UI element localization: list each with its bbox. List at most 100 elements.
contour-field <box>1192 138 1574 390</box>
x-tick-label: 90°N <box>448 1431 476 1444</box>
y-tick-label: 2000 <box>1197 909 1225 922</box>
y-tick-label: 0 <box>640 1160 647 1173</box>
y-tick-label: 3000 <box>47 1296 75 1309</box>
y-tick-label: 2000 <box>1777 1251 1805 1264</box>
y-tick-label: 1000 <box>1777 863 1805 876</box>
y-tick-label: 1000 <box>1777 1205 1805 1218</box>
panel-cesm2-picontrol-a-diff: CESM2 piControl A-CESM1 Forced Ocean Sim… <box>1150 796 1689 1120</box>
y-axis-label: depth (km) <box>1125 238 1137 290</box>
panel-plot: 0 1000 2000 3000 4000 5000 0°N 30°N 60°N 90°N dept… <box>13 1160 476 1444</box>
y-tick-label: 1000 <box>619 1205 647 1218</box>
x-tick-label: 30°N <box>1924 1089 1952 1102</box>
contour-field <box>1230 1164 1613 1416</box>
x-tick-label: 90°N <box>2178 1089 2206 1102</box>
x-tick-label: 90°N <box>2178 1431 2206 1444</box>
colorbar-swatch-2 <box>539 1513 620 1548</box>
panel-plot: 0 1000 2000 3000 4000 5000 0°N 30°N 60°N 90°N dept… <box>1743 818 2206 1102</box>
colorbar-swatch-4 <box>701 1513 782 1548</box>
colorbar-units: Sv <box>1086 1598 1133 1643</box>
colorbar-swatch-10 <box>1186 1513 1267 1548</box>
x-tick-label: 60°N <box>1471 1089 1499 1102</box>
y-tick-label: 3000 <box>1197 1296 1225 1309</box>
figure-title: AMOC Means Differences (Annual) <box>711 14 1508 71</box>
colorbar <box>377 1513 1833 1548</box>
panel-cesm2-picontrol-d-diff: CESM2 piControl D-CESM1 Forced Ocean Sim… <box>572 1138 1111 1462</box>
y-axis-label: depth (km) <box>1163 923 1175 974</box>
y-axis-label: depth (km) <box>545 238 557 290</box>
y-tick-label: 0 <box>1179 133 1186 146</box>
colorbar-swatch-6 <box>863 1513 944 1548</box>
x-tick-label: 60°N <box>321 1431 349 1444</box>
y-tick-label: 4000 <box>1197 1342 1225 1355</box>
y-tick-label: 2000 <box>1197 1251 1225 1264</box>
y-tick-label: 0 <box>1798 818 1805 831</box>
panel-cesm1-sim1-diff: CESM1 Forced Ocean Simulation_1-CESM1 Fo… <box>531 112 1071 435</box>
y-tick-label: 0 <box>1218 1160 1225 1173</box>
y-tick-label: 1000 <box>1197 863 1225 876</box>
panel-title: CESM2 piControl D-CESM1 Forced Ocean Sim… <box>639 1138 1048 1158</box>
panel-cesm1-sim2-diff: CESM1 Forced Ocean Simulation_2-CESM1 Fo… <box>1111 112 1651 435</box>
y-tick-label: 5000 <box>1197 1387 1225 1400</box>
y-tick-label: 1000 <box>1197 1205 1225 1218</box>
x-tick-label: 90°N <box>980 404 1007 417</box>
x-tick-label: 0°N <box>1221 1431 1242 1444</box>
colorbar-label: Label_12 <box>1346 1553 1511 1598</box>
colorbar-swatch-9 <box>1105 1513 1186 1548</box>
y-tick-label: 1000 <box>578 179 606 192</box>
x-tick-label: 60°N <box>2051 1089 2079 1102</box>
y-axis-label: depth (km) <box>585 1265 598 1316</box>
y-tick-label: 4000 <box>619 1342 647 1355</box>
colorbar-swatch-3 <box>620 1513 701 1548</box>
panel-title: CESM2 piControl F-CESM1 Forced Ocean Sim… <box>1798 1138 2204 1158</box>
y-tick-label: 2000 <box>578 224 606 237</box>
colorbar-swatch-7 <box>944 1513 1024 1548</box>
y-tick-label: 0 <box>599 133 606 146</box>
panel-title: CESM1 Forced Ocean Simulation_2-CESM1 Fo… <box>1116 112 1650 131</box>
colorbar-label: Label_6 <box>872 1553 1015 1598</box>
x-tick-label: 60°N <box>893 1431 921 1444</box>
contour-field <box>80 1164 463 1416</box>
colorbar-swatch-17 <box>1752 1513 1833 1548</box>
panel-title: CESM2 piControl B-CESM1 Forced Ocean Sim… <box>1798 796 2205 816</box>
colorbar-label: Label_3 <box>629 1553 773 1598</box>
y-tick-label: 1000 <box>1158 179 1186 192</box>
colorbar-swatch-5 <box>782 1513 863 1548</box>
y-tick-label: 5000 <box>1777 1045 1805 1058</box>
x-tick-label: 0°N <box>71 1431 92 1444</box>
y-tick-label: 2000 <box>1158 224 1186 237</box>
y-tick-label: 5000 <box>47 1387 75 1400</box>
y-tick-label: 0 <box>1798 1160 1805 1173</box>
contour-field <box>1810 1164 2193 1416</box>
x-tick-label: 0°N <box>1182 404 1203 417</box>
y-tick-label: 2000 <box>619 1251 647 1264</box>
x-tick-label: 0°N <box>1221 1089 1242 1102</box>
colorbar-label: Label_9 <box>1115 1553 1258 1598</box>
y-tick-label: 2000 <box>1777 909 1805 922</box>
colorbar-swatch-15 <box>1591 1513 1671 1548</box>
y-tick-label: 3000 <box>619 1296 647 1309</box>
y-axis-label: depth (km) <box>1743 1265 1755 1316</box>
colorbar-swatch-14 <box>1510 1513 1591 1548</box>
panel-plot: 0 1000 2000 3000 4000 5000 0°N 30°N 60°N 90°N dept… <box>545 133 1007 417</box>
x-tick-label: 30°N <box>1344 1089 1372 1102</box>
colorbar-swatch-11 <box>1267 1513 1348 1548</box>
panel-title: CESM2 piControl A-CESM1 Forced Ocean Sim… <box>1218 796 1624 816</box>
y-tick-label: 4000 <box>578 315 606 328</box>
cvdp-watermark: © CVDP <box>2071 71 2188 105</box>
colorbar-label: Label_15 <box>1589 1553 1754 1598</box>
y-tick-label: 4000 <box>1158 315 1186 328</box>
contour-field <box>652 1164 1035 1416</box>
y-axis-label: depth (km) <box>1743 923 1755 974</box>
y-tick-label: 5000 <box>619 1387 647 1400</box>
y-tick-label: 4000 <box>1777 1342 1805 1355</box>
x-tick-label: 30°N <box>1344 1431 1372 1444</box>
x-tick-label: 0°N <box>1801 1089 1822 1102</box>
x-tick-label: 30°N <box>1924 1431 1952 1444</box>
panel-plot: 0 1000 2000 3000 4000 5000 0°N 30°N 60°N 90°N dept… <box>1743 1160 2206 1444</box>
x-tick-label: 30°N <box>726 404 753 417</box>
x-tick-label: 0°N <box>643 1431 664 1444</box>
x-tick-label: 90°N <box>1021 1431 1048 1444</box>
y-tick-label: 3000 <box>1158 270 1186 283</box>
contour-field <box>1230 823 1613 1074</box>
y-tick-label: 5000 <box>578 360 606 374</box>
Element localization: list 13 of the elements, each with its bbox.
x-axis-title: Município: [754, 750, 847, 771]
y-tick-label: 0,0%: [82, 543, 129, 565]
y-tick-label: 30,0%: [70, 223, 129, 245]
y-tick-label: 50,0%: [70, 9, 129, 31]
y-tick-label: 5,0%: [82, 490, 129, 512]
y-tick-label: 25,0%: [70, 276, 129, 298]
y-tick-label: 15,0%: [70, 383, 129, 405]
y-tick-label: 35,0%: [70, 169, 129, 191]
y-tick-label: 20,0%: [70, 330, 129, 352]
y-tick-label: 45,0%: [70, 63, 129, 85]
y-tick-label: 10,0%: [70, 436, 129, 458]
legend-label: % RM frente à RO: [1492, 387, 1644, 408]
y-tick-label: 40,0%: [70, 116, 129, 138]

----------

Could you write all of the lines above out again, swapping "Município" for "Municipality" and leaving everything else unchanged?

### RESPONSE FOR THIS EXERCISE
UI element localization: list each with its bbox. List at most 100 elements.
contour-field <box>1192 138 1574 390</box>
x-tick-label: 90°N <box>448 1431 476 1444</box>
y-tick-label: 2000 <box>1197 909 1225 922</box>
y-tick-label: 0 <box>640 1160 647 1173</box>
y-tick-label: 3000 <box>47 1296 75 1309</box>
y-tick-label: 2000 <box>1777 1251 1805 1264</box>
y-tick-label: 1000 <box>1777 863 1805 876</box>
y-tick-label: 1000 <box>1777 1205 1805 1218</box>
panel-cesm2-picontrol-a-diff: CESM2 piControl A-CESM1 Forced Ocean Sim… <box>1150 796 1689 1120</box>
y-axis-label: depth (km) <box>1125 238 1137 290</box>
panel-plot: 0 1000 2000 3000 4000 5000 0°N 30°N 60°N 90°N dept… <box>13 1160 476 1444</box>
y-tick-label: 1000 <box>619 1205 647 1218</box>
x-tick-label: 30°N <box>1924 1089 1952 1102</box>
contour-field <box>1230 1164 1613 1416</box>
x-tick-label: 90°N <box>2178 1089 2206 1102</box>
x-tick-label: 90°N <box>2178 1431 2206 1444</box>
colorbar-swatch-2 <box>539 1513 620 1548</box>
panel-plot: 0 1000 2000 3000 4000 5000 0°N 30°N 60°N 90°N dept… <box>1743 818 2206 1102</box>
colorbar-swatch-4 <box>701 1513 782 1548</box>
colorbar-units: Sv <box>1086 1598 1133 1643</box>
colorbar-swatch-10 <box>1186 1513 1267 1548</box>
x-tick-label: 60°N <box>1471 1089 1499 1102</box>
y-tick-label: 3000 <box>1197 1296 1225 1309</box>
figure-title: AMOC Means Differences (Annual) <box>711 14 1508 71</box>
colorbar <box>377 1513 1833 1548</box>
panel-cesm2-picontrol-d-diff: CESM2 piControl D-CESM1 Forced Ocean Sim… <box>572 1138 1111 1462</box>
y-axis-label: depth (km) <box>1163 923 1175 974</box>
y-axis-label: depth (km) <box>545 238 557 290</box>
y-tick-label: 0 <box>1179 133 1186 146</box>
colorbar-swatch-6 <box>863 1513 944 1548</box>
x-tick-label: 60°N <box>321 1431 349 1444</box>
y-tick-label: 4000 <box>1197 1342 1225 1355</box>
y-tick-label: 2000 <box>1197 1251 1225 1264</box>
y-tick-label: 0 <box>1798 818 1805 831</box>
panel-cesm1-sim1-diff: CESM1 Forced Ocean Simulation_1-CESM1 Fo… <box>531 112 1071 435</box>
y-tick-label: 0 <box>1218 1160 1225 1173</box>
y-tick-label: 1000 <box>1197 863 1225 876</box>
panel-title: CESM2 piControl D-CESM1 Forced Ocean Sim… <box>639 1138 1048 1158</box>
panel-cesm1-sim2-diff: CESM1 Forced Ocean Simulation_2-CESM1 Fo… <box>1111 112 1651 435</box>
y-tick-label: 5000 <box>1197 1387 1225 1400</box>
y-tick-label: 1000 <box>1197 1205 1225 1218</box>
x-tick-label: 90°N <box>980 404 1007 417</box>
x-tick-label: 0°N <box>1221 1431 1242 1444</box>
colorbar-label: Label_12 <box>1346 1553 1511 1598</box>
colorbar-swatch-9 <box>1105 1513 1186 1548</box>
y-tick-label: 1000 <box>578 179 606 192</box>
x-tick-label: 60°N <box>2051 1089 2079 1102</box>
y-axis-label: depth (km) <box>585 1265 598 1316</box>
y-tick-label: 4000 <box>619 1342 647 1355</box>
colorbar-swatch-3 <box>620 1513 701 1548</box>
panel-title: CESM2 piControl F-CESM1 Forced Ocean Sim… <box>1798 1138 2204 1158</box>
y-tick-label: 2000 <box>578 224 606 237</box>
colorbar-swatch-7 <box>944 1513 1024 1548</box>
y-tick-label: 0 <box>599 133 606 146</box>
panel-title: CESM1 Forced Ocean Simulation_2-CESM1 Fo… <box>1116 112 1650 131</box>
colorbar-label: Label_6 <box>872 1553 1015 1598</box>
x-tick-label: 60°N <box>893 1431 921 1444</box>
contour-field <box>80 1164 463 1416</box>
colorbar-swatch-17 <box>1752 1513 1833 1548</box>
panel-title: CESM2 piControl B-CESM1 Forced Ocean Sim… <box>1798 796 2205 816</box>
colorbar-label: Label_3 <box>629 1553 773 1598</box>
y-tick-label: 1000 <box>1158 179 1186 192</box>
colorbar-swatch-5 <box>782 1513 863 1548</box>
y-tick-label: 5000 <box>1777 1045 1805 1058</box>
x-tick-label: 0°N <box>71 1431 92 1444</box>
y-tick-label: 2000 <box>1158 224 1186 237</box>
y-tick-label: 5000 <box>47 1387 75 1400</box>
y-tick-label: 0 <box>1798 1160 1805 1173</box>
contour-field <box>1810 1164 2193 1416</box>
x-tick-label: 0°N <box>1182 404 1203 417</box>
y-tick-label: 2000 <box>619 1251 647 1264</box>
x-tick-label: 0°N <box>1221 1089 1242 1102</box>
colorbar-label: Label_9 <box>1115 1553 1258 1598</box>
y-tick-label: 2000 <box>1777 909 1805 922</box>
colorbar-swatch-15 <box>1591 1513 1671 1548</box>
y-tick-label: 3000 <box>619 1296 647 1309</box>
y-axis-label: depth (km) <box>1743 1265 1755 1316</box>
colorbar-swatch-14 <box>1510 1513 1591 1548</box>
panel-plot: 0 1000 2000 3000 4000 5000 0°N 30°N 60°N 90°N dept… <box>545 133 1007 417</box>
x-tick-label: 30°N <box>1344 1089 1372 1102</box>
colorbar-swatch-11 <box>1267 1513 1348 1548</box>
panel-title: CESM2 piControl A-CESM1 Forced Ocean Sim… <box>1218 796 1624 816</box>
y-tick-label: 4000 <box>578 315 606 328</box>
cvdp-watermark: © CVDP <box>2071 71 2188 105</box>
colorbar-label: Label_15 <box>1589 1553 1754 1598</box>
y-tick-label: 4000 <box>1158 315 1186 328</box>
contour-field <box>652 1164 1035 1416</box>
y-axis-label: depth (km) <box>1743 923 1755 974</box>
y-tick-label: 5000 <box>619 1387 647 1400</box>
y-tick-label: 4000 <box>1777 1342 1805 1355</box>
x-tick-label: 30°N <box>1344 1431 1372 1444</box>
x-tick-label: 0°N <box>1801 1089 1822 1102</box>
x-tick-label: 30°N <box>1924 1431 1952 1444</box>
panel-plot: 0 1000 2000 3000 4000 5000 0°N 30°N 60°N 90°N dept… <box>1743 1160 2206 1444</box>
x-tick-label: 30°N <box>726 404 753 417</box>
x-tick-label: 0°N <box>643 1431 664 1444</box>
x-tick-label: 90°N <box>1021 1431 1048 1444</box>
y-tick-label: 3000 <box>1158 270 1186 283</box>
contour-field <box>1230 823 1613 1074</box>
y-tick-label: 5000 <box>578 360 606 374</box>
Element localization: list 13 of the elements, each with its bbox.
x-axis-title: Municipality: [754, 750, 847, 771]
y-tick-label: 0,0%: [82, 543, 129, 565]
y-tick-label: 30,0%: [70, 223, 129, 245]
y-tick-label: 50,0%: [70, 9, 129, 31]
y-tick-label: 5,0%: [82, 490, 129, 512]
y-tick-label: 25,0%: [70, 276, 129, 298]
y-tick-label: 15,0%: [70, 383, 129, 405]
y-tick-label: 35,0%: [70, 169, 129, 191]
y-tick-label: 20,0%: [70, 330, 129, 352]
y-tick-label: 45,0%: [70, 63, 129, 85]
y-tick-label: 10,0%: [70, 436, 129, 458]
legend-label: % RM frente à RO: [1492, 387, 1644, 408]
y-tick-label: 40,0%: [70, 116, 129, 138]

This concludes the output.